(Dataset content):
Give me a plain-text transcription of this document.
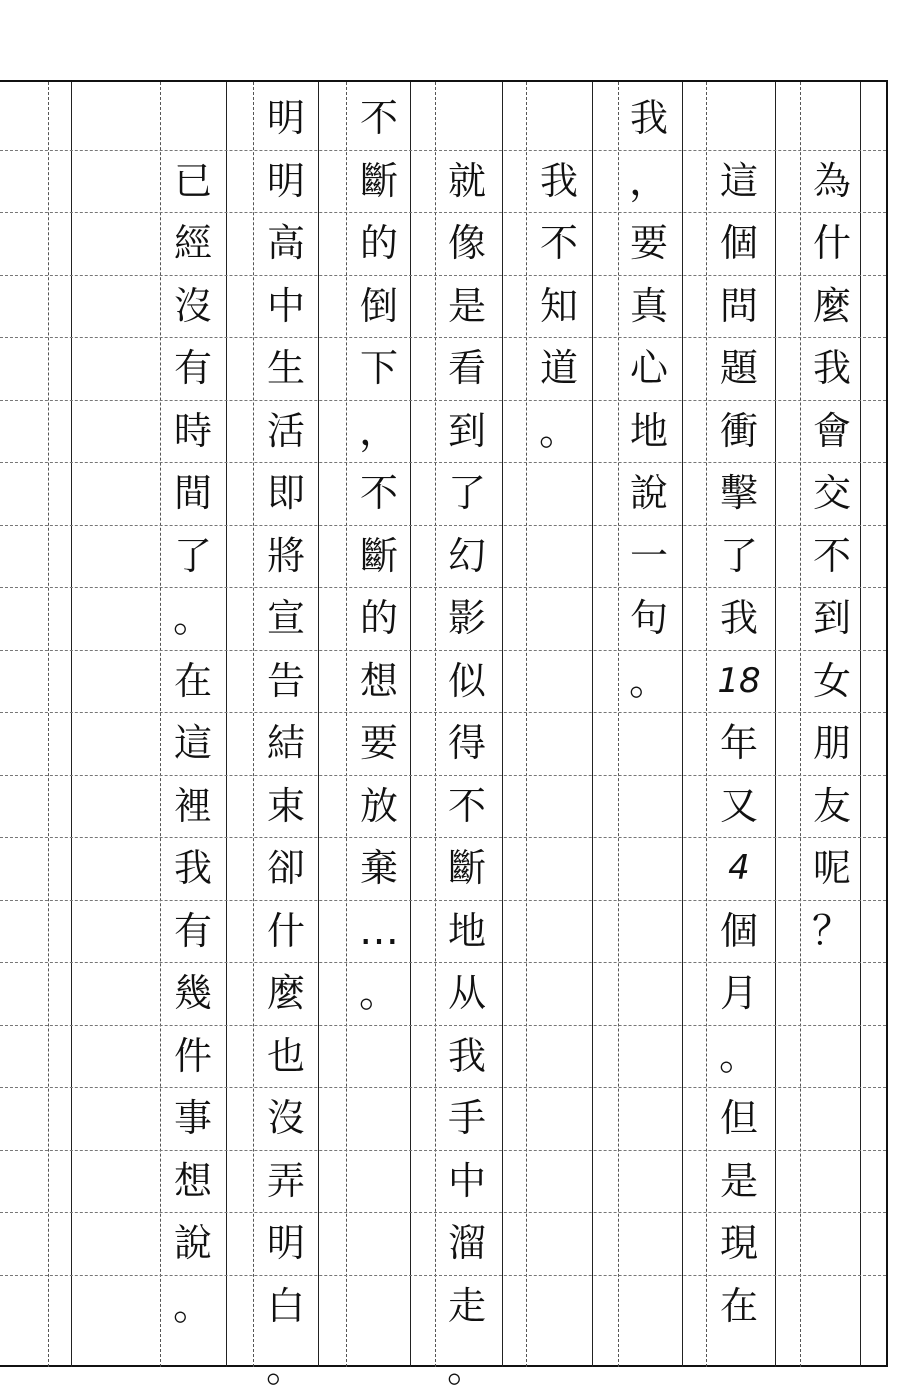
為
什
麼
我
會
交
不
到
女
朋
友
呢
？
這
個
問
題
衝
擊
了
我
18
年
又
4
個
月
。
但
是
現
在
我
，
要
真
心
地
說
一
句
。
我
不
知
道
。
就
像
是
看
到
了
幻
影
似
得
不
斷
地
从
我
手
中
溜
走
。
不
斷
的
倒
下
，
不
斷
的
想
要
放
棄
…
。
明
明
高
中
生
活
即
將
宣
告
結
束
卻
什
麼
也
沒
弄
明
白
。
已
經
沒
有
時
間
了
。
在
這
裡
我
有
幾
件
事
想
說
。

(Your goal): Print each record exactly as it stands, leaving the images out.

(Final answer):
Give me a plain-text transcription of this document.
為
什
麼
我
會
交
不
到
女
朋
友
呢
？
這
個
問
題
衝
擊
了
我
18
年
又
4
個
月
。
但
是
現
在
我
，
要
真
心
地
說
一
句
。
我
不
知
道
。
就
像
是
看
到
了
幻
影
似
得
不
斷
地
从
我
手
中
溜
走
。
不
斷
的
倒
下
，
不
斷
的
想
要
放
棄
…
。
明
明
高
中
生
活
即
將
宣
告
結
束
卻
什
麼
也
沒
弄
明
白
。
已
經
沒
有
時
間
了
。
在
這
裡
我
有
幾
件
事
想
說
。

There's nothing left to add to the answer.